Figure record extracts
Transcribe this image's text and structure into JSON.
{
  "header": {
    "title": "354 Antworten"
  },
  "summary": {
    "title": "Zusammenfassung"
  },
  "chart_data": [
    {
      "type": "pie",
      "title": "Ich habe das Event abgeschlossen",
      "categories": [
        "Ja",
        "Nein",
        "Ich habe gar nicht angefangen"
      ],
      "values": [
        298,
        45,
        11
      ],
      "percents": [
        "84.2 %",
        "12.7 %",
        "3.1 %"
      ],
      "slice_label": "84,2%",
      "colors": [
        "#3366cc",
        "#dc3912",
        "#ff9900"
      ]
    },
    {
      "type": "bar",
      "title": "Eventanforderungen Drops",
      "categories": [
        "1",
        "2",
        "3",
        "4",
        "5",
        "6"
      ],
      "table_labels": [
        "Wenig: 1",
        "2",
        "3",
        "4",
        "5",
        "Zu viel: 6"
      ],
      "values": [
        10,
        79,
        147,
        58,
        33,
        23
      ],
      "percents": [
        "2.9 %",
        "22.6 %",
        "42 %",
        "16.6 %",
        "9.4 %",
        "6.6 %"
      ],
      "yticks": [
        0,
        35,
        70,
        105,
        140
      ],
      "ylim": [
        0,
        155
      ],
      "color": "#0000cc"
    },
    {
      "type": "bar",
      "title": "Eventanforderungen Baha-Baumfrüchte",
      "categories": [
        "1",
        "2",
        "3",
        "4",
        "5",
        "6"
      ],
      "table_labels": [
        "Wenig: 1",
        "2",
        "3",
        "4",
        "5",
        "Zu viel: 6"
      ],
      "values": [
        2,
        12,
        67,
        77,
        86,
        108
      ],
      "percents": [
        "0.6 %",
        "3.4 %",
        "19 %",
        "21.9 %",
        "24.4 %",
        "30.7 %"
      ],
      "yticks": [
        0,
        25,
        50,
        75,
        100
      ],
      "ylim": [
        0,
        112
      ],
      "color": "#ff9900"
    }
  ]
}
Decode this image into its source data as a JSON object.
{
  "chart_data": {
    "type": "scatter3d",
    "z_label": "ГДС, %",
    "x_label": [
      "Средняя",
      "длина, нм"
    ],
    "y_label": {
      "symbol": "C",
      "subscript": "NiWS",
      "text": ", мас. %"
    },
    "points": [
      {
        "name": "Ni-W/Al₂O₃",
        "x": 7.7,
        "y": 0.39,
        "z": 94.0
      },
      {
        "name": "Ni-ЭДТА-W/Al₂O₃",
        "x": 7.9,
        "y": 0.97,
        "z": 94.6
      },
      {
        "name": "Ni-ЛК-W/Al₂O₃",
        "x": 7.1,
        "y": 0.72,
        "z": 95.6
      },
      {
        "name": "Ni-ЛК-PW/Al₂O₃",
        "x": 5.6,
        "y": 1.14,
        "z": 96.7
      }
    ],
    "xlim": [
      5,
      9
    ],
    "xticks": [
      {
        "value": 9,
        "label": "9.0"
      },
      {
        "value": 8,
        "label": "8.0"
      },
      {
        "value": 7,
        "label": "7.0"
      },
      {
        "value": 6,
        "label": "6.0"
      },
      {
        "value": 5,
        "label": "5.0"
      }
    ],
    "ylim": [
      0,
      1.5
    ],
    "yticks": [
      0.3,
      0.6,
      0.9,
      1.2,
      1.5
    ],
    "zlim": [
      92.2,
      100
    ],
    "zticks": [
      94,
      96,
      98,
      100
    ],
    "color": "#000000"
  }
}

WHAT YOU HAVE TO DO →
Check each line of the entries above, and show every one holding the word "habe".

COMPLETE ANSWER →
      "title": "Ich habe das Event abgeschlossen",
        "Ich habe gar nicht angefangen"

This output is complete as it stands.